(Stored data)
[Start]

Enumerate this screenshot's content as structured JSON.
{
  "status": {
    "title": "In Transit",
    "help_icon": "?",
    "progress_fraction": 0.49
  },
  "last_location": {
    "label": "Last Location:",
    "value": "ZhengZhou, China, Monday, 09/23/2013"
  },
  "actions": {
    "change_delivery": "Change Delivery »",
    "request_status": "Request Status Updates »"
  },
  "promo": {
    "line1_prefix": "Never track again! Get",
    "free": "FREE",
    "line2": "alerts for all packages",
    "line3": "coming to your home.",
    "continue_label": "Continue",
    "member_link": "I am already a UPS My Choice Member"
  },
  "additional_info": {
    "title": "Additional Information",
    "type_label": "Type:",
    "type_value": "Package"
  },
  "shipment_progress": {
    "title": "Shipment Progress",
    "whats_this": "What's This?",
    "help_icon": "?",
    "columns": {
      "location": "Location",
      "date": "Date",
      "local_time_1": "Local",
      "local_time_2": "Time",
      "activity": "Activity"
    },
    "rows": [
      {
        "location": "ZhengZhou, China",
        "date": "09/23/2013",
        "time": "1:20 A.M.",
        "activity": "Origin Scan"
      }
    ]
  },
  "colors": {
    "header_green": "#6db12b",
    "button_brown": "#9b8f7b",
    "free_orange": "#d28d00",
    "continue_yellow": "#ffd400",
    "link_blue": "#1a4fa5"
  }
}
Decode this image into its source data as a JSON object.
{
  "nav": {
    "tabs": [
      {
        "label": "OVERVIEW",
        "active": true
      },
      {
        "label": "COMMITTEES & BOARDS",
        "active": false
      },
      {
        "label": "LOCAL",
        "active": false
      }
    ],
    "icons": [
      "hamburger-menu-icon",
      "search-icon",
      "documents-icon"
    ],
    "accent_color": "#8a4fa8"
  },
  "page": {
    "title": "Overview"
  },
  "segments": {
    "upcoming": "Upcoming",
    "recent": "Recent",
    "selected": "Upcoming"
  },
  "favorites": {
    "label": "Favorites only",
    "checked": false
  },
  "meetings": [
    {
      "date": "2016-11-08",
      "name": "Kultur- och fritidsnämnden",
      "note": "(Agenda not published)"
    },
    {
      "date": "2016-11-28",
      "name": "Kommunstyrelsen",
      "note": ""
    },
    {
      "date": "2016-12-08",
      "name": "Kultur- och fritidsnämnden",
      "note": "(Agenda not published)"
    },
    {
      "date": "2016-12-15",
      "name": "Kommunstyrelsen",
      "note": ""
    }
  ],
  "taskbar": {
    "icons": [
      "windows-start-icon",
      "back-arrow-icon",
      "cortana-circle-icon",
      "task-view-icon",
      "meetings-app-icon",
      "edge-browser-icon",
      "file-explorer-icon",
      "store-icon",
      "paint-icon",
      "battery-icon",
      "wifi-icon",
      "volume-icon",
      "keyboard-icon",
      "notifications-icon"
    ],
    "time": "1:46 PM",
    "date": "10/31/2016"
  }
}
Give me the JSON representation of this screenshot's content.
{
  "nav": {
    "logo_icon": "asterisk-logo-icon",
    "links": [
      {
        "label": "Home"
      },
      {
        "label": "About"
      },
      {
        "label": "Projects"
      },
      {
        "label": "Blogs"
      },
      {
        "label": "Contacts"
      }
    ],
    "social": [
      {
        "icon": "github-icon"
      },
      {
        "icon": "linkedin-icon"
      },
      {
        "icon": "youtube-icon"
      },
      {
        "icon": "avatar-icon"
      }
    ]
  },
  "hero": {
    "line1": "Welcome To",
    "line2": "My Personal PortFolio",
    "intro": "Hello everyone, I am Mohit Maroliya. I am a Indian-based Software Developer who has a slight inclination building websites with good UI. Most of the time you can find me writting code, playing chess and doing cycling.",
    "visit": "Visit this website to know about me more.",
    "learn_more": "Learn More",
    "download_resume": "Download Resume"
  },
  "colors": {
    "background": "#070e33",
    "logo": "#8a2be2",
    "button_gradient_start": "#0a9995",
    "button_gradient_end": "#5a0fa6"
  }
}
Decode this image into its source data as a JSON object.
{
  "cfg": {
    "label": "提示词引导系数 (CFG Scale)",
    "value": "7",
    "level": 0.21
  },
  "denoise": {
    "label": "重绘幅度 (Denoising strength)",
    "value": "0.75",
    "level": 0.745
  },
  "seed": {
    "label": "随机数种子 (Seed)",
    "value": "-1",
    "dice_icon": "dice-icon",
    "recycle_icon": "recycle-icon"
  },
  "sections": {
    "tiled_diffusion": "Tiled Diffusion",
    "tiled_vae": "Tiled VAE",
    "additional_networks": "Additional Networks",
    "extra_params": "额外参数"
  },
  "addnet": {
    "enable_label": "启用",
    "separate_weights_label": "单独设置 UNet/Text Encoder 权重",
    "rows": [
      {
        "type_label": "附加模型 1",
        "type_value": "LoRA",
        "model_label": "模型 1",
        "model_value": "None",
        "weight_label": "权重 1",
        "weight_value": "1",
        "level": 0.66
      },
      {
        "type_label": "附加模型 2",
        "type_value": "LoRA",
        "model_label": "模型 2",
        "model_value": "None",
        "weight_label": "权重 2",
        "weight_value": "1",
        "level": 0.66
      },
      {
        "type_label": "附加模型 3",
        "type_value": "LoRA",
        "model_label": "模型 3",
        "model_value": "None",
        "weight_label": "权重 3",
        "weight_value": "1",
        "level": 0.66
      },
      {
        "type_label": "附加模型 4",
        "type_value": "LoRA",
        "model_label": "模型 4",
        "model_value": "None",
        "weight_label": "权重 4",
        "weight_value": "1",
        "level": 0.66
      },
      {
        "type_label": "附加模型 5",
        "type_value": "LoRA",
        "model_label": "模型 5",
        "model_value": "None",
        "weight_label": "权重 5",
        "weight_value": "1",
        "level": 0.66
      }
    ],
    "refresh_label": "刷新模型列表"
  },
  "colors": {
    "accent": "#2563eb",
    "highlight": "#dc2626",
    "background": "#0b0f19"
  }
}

[End]

TASK BRIEF
Recopy all the lines exactly as they appear.

THE RESULT
Enumerate this screenshot's content as structured JSON.
{
  "status": {
    "title": "In Transit",
    "help_icon": "?",
    "progress_fraction": 0.49
  },
  "last_location": {
    "label": "Last Location:",
    "value": "ZhengZhou, China, Monday, 09/23/2013"
  },
  "actions": {
    "change_delivery": "Change Delivery »",
    "request_status": "Request Status Updates »"
  },
  "promo": {
    "line1_prefix": "Never track again! Get",
    "free": "FREE",
    "line2": "alerts for all packages",
    "line3": "coming to your home.",
    "continue_label": "Continue",
    "member_link": "I am already a UPS My Choice Member"
  },
  "additional_info": {
    "title": "Additional Information",
    "type_label": "Type:",
    "type_value": "Package"
  },
  "shipment_progress": {
    "title": "Shipment Progress",
    "whats_this": "What's This?",
    "help_icon": "?",
    "columns": {
      "location": "Location",
      "date": "Date",
      "local_time_1": "Local",
      "local_time_2": "Time",
      "activity": "Activity"
    },
    "rows": [
      {
        "location": "ZhengZhou, China",
        "date": "09/23/2013",
        "time": "1:20 A.M.",
        "activity": "Origin Scan"
      }
    ]
  },
  "colors": {
    "header_green": "#6db12b",
    "button_brown": "#9b8f7b",
    "free_orange": "#d28d00",
    "continue_yellow": "#ffd400",
    "link_blue": "#1a4fa5"
  }
}
Decode this image into its source data as a JSON object.
{
  "nav": {
    "tabs": [
      {
        "label": "OVERVIEW",
        "active": true
      },
      {
        "label": "COMMITTEES & BOARDS",
        "active": false
      },
      {
        "label": "LOCAL",
        "active": false
      }
    ],
    "icons": [
      "hamburger-menu-icon",
      "search-icon",
      "documents-icon"
    ],
    "accent_color": "#8a4fa8"
  },
  "page": {
    "title": "Overview"
  },
  "segments": {
    "upcoming": "Upcoming",
    "recent": "Recent",
    "selected": "Upcoming"
  },
  "favorites": {
    "label": "Favorites only",
    "checked": false
  },
  "meetings": [
    {
      "date": "2016-11-08",
      "name": "Kultur- och fritidsnämnden",
      "note": "(Agenda not published)"
    },
    {
      "date": "2016-11-28",
      "name": "Kommunstyrelsen",
      "note": ""
    },
    {
      "date": "2016-12-08",
      "name": "Kultur- och fritidsnämnden",
      "note": "(Agenda not published)"
    },
    {
      "date": "2016-12-15",
      "name": "Kommunstyrelsen",
      "note": ""
    }
  ],
  "taskbar": {
    "icons": [
      "windows-start-icon",
      "back-arrow-icon",
      "cortana-circle-icon",
      "task-view-icon",
      "meetings-app-icon",
      "edge-browser-icon",
      "file-explorer-icon",
      "store-icon",
      "paint-icon",
      "battery-icon",
      "wifi-icon",
      "volume-icon",
      "keyboard-icon",
      "notifications-icon"
    ],
    "time": "1:46 PM",
    "date": "10/31/2016"
  }
}
Give me the JSON representation of this screenshot's content.
{
  "nav": {
    "logo_icon": "asterisk-logo-icon",
    "links": [
      {
        "label": "Home"
      },
      {
        "label": "About"
      },
      {
        "label": "Projects"
      },
      {
        "label": "Blogs"
      },
      {
        "label": "Contacts"
      }
    ],
    "social": [
      {
        "icon": "github-icon"
      },
      {
        "icon": "linkedin-icon"
      },
      {
        "icon": "youtube-icon"
      },
      {
        "icon": "avatar-icon"
      }
    ]
  },
  "hero": {
    "line1": "Welcome To",
    "line2": "My Personal PortFolio",
    "intro": "Hello everyone, I am Mohit Maroliya. I am a Indian-based Software Developer who has a slight inclination building websites with good UI. Most of the time you can find me writting code, playing chess and doing cycling.",
    "visit": "Visit this website to know about me more.",
    "learn_more": "Learn More",
    "download_resume": "Download Resume"
  },
  "colors": {
    "background": "#070e33",
    "logo": "#8a2be2",
    "button_gradient_start": "#0a9995",
    "button_gradient_end": "#5a0fa6"
  }
}
Decode this image into its source data as a JSON object.
{
  "cfg": {
    "label": "提示词引导系数 (CFG Scale)",
    "value": "7",
    "level": 0.21
  },
  "denoise": {
    "label": "重绘幅度 (Denoising strength)",
    "value": "0.75",
    "level": 0.745
  },
  "seed": {
    "label": "随机数种子 (Seed)",
    "value": "-1",
    "dice_icon": "dice-icon",
    "recycle_icon": "recycle-icon"
  },
  "sections": {
    "tiled_diffusion": "Tiled Diffusion",
    "tiled_vae": "Tiled VAE",
    "additional_networks": "Additional Networks",
    "extra_params": "额外参数"
  },
  "addnet": {
    "enable_label": "启用",
    "separate_weights_label": "单独设置 UNet/Text Encoder 权重",
    "rows": [
      {
        "type_label": "附加模型 1",
        "type_value": "LoRA",
        "model_label": "模型 1",
        "model_value": "None",
        "weight_label": "权重 1",
        "weight_value": "1",
        "level": 0.66
      },
      {
        "type_label": "附加模型 2",
        "type_value": "LoRA",
        "model_label": "模型 2",
        "model_value": "None",
        "weight_label": "权重 2",
        "weight_value": "1",
        "level": 0.66
      },
      {
        "type_label": "附加模型 3",
        "type_value": "LoRA",
        "model_label": "模型 3",
        "model_value": "None",
        "weight_label": "权重 3",
        "weight_value": "1",
        "level": 0.66
      },
      {
        "type_label": "附加模型 4",
        "type_value": "LoRA",
        "model_label": "模型 4",
        "model_value": "None",
        "weight_label": "权重 4",
        "weight_value": "1",
        "level": 0.66
      },
      {
        "type_label": "附加模型 5",
        "type_value": "LoRA",
        "model_label": "模型 5",
        "model_value": "None",
        "weight_label": "权重 5",
        "weight_value": "1",
        "level": 0.66
      }
    ],
    "refresh_label": "刷新模型列表"
  },
  "colors": {
    "accent": "#2563eb",
    "highlight": "#dc2626",
    "background": "#0b0f19"
  }
}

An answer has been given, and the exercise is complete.